### WHAT YOU SHOULD DO
Leave out the pictures and reproduce all of the data exactly.
((
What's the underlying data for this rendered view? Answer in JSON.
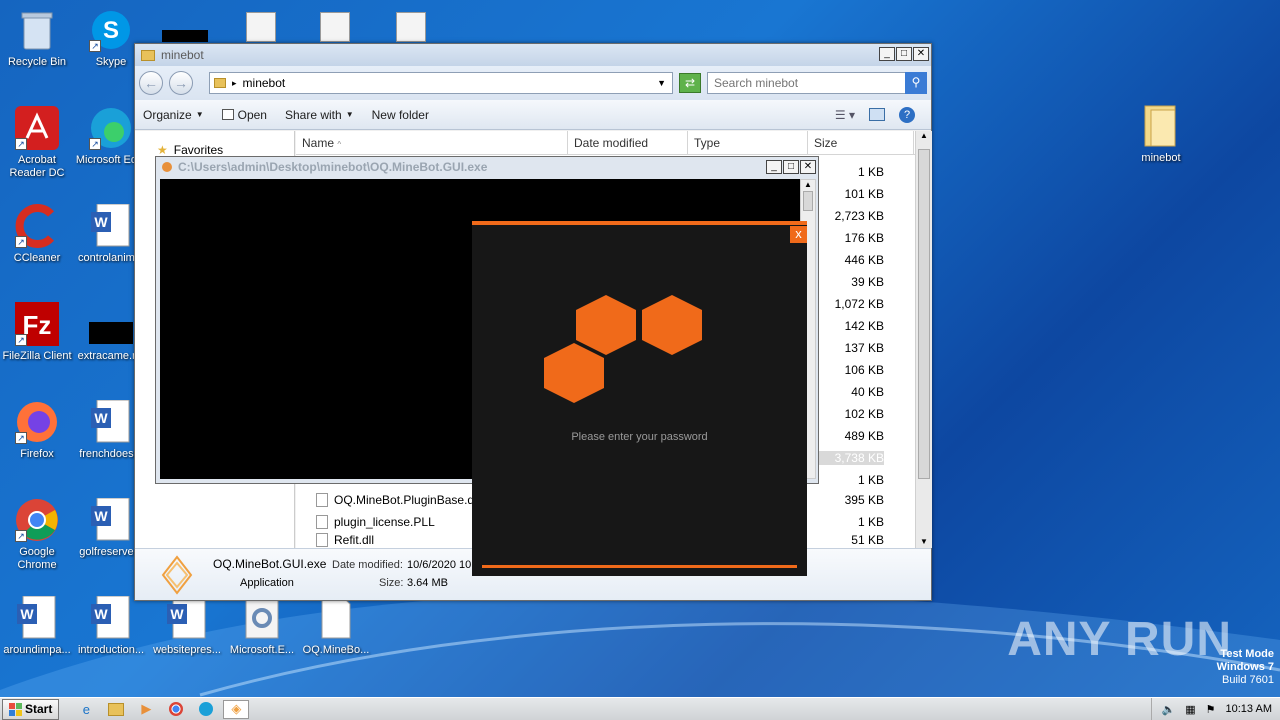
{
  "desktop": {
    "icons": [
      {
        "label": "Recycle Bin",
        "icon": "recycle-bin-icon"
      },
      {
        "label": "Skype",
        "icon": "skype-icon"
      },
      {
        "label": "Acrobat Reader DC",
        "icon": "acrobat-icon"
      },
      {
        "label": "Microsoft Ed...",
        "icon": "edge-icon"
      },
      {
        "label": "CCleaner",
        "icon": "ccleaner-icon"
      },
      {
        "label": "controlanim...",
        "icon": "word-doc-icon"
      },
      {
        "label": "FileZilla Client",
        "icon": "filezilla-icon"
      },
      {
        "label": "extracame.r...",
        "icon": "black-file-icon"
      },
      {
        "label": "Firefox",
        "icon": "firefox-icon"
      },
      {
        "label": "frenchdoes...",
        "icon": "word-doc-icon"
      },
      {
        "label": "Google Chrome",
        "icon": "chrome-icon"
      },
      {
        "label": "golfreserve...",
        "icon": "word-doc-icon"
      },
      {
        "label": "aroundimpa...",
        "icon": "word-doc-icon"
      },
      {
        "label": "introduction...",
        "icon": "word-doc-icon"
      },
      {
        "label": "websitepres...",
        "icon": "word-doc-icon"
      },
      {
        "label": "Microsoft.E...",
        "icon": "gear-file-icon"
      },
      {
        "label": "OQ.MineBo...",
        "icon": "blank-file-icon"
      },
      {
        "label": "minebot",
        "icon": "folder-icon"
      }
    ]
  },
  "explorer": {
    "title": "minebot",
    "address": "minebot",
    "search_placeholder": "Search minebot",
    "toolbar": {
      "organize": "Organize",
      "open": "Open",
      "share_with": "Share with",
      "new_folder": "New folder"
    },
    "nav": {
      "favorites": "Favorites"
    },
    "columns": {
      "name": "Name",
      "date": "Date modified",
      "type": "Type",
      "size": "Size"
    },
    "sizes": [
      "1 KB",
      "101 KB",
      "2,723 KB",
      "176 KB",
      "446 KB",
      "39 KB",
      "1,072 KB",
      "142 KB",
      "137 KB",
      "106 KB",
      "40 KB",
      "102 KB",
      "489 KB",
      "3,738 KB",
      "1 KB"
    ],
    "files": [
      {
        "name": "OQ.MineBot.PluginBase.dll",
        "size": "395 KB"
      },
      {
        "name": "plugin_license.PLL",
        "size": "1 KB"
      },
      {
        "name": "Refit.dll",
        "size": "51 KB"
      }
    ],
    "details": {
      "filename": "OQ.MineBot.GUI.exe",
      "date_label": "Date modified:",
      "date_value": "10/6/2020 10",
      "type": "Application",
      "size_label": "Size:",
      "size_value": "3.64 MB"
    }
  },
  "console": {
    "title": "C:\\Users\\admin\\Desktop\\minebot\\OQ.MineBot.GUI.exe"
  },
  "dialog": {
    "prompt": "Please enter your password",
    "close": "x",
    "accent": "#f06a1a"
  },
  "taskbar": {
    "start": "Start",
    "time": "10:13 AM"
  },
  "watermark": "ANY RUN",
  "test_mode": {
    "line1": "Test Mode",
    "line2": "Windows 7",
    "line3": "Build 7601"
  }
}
))
### REPLY TO THE TASK
What's the underlying data for this rendered view? Answer in JSON.
{
  "desktop": {
    "icons": [
      {
        "label": "Recycle Bin",
        "icon": "recycle-bin-icon"
      },
      {
        "label": "Skype",
        "icon": "skype-icon"
      },
      {
        "label": "Acrobat Reader DC",
        "icon": "acrobat-icon"
      },
      {
        "label": "Microsoft Ed...",
        "icon": "edge-icon"
      },
      {
        "label": "CCleaner",
        "icon": "ccleaner-icon"
      },
      {
        "label": "controlanim...",
        "icon": "word-doc-icon"
      },
      {
        "label": "FileZilla Client",
        "icon": "filezilla-icon"
      },
      {
        "label": "extracame.r...",
        "icon": "black-file-icon"
      },
      {
        "label": "Firefox",
        "icon": "firefox-icon"
      },
      {
        "label": "frenchdoes...",
        "icon": "word-doc-icon"
      },
      {
        "label": "Google Chrome",
        "icon": "chrome-icon"
      },
      {
        "label": "golfreserve...",
        "icon": "word-doc-icon"
      },
      {
        "label": "aroundimpa...",
        "icon": "word-doc-icon"
      },
      {
        "label": "introduction...",
        "icon": "word-doc-icon"
      },
      {
        "label": "websitepres...",
        "icon": "word-doc-icon"
      },
      {
        "label": "Microsoft.E...",
        "icon": "gear-file-icon"
      },
      {
        "label": "OQ.MineBo...",
        "icon": "blank-file-icon"
      },
      {
        "label": "minebot",
        "icon": "folder-icon"
      }
    ]
  },
  "explorer": {
    "title": "minebot",
    "address": "minebot",
    "search_placeholder": "Search minebot",
    "toolbar": {
      "organize": "Organize",
      "open": "Open",
      "share_with": "Share with",
      "new_folder": "New folder"
    },
    "nav": {
      "favorites": "Favorites"
    },
    "columns": {
      "name": "Name",
      "date": "Date modified",
      "type": "Type",
      "size": "Size"
    },
    "sizes": [
      "1 KB",
      "101 KB",
      "2,723 KB",
      "176 KB",
      "446 KB",
      "39 KB",
      "1,072 KB",
      "142 KB",
      "137 KB",
      "106 KB",
      "40 KB",
      "102 KB",
      "489 KB",
      "3,738 KB",
      "1 KB"
    ],
    "files": [
      {
        "name": "OQ.MineBot.PluginBase.dll",
        "size": "395 KB"
      },
      {
        "name": "plugin_license.PLL",
        "size": "1 KB"
      },
      {
        "name": "Refit.dll",
        "size": "51 KB"
      }
    ],
    "details": {
      "filename": "OQ.MineBot.GUI.exe",
      "date_label": "Date modified:",
      "date_value": "10/6/2020 10",
      "type": "Application",
      "size_label": "Size:",
      "size_value": "3.64 MB"
    }
  },
  "console": {
    "title": "C:\\Users\\admin\\Desktop\\minebot\\OQ.MineBot.GUI.exe"
  },
  "dialog": {
    "prompt": "Please enter your password",
    "close": "x",
    "accent": "#f06a1a"
  },
  "taskbar": {
    "start": "Start",
    "time": "10:13 AM"
  },
  "watermark": "ANY RUN",
  "test_mode": {
    "line1": "Test Mode",
    "line2": "Windows 7",
    "line3": "Build 7601"
  }
}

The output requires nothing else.